Instruction 1:
Decide whether each statement below agrees with the court opinion excerpt. For each one, answer yes or no and quote the deciding words of that text exactly.
(a) The defendant was arrested on 18 January 2001.
(b) The grand jury indicted the defendant in December 2001.
(c) The defendant moved to suppress physical evidence on 13 December 2001.

Quoted passage:
>> begin

STATE OF NORTH CAROLINA
v
.
Catawba County
No. 01 CRS 50384
PATRICK ARDELL WEAVER,
Defendant.
Attorney General Roy Cooper, by Assistant Attorney General
William McBlief, for the State.
Appellate Defender Staples Hughes, by Assistant Appellate
Defender Charlesena Elliott Walker, for defendant-appellant.
HUDSON, Judge.
On 18 January 2001, defendant was arrested for resisting,
delaying, and obstructing an officer and possession of a controlled
substance. A Catawba County Grand Jury indicted defendant on 4
September 2001 for felonious possession of a Schedule II controlled
substance and for resisting, delaying and obstructing an officer.
On 13 December 2001, defendant moved to suppress physical evidence
and any statements defendant made subsequent to his arrest.

>> end

Stored data:
>> begin

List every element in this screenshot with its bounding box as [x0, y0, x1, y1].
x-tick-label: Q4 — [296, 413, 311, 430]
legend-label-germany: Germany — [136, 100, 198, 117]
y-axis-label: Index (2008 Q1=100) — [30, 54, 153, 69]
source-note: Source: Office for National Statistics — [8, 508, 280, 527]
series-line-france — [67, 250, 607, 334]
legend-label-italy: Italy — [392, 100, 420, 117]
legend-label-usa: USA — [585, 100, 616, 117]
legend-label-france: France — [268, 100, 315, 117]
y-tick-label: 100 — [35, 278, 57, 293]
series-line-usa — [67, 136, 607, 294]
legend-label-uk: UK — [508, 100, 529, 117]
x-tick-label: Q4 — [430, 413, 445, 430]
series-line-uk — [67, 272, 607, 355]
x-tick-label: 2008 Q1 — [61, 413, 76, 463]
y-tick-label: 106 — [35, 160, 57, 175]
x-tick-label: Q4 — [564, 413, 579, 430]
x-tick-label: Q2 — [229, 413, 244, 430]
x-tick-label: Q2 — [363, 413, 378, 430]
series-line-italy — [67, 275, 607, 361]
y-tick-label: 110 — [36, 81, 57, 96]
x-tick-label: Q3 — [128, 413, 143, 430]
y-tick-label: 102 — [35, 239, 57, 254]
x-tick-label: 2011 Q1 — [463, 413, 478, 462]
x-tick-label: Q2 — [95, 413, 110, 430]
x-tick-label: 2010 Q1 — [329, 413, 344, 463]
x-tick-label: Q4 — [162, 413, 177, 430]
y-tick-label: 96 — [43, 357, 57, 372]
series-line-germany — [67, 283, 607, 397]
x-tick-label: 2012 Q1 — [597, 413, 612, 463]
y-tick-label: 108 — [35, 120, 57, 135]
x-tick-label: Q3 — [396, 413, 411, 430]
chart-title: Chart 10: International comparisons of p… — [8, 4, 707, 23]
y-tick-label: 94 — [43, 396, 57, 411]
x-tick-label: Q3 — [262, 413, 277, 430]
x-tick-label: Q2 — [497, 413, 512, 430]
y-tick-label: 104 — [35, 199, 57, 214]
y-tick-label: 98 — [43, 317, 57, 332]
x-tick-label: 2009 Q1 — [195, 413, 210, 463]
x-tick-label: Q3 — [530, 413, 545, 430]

>> end

Instruction 2:
Rewrite the entries from the first line through the line holding "y-tick-label: 108 — [35, 120, 57, 135]", inclusive, replacing every "x-tick-label" with "x-axis tick" and changing nothing else. Return only those lines.

Response 1:
(a) Yes: "On 18 January 2001, defendant was arrested"
(b) No: "A Catawba County Grand Jury indicted defendant on 4 September 2001"
(c) Yes: "On 13 December 2001, defendant moved to suppress physical evidence"

Response 2:
List every element in this screenshot with its bounding box as [x0, y0, x1, y1].
x-axis tick: Q4 — [296, 413, 311, 430]
legend-label-germany: Germany — [136, 100, 198, 117]
y-axis-label: Index (2008 Q1=100) — [30, 54, 153, 69]
source-note: Source: Office for National Statistics — [8, 508, 280, 527]
series-line-france — [67, 250, 607, 334]
legend-label-italy: Italy — [392, 100, 420, 117]
legend-label-usa: USA — [585, 100, 616, 117]
legend-label-france: France — [268, 100, 315, 117]
y-tick-label: 100 — [35, 278, 57, 293]
series-line-usa — [67, 136, 607, 294]
legend-label-uk: UK — [508, 100, 529, 117]
x-axis tick: Q4 — [430, 413, 445, 430]
series-line-uk — [67, 272, 607, 355]
x-axis tick: 2008 Q1 — [61, 413, 76, 463]
y-tick-label: 106 — [35, 160, 57, 175]
x-axis tick: Q4 — [564, 413, 579, 430]
x-axis tick: Q2 — [229, 413, 244, 430]
x-axis tick: Q2 — [363, 413, 378, 430]
series-line-italy — [67, 275, 607, 361]
y-tick-label: 110 — [36, 81, 57, 96]
x-axis tick: Q3 — [128, 413, 143, 430]
y-tick-label: 102 — [35, 239, 57, 254]
x-axis tick: 2011 Q1 — [463, 413, 478, 462]
x-axis tick: Q2 — [95, 413, 110, 430]
x-axis tick: 2010 Q1 — [329, 413, 344, 463]
x-axis tick: Q4 — [162, 413, 177, 430]
y-tick-label: 96 — [43, 357, 57, 372]
series-line-germany — [67, 283, 607, 397]
x-axis tick: 2012 Q1 — [597, 413, 612, 463]
y-tick-label: 108 — [35, 120, 57, 135]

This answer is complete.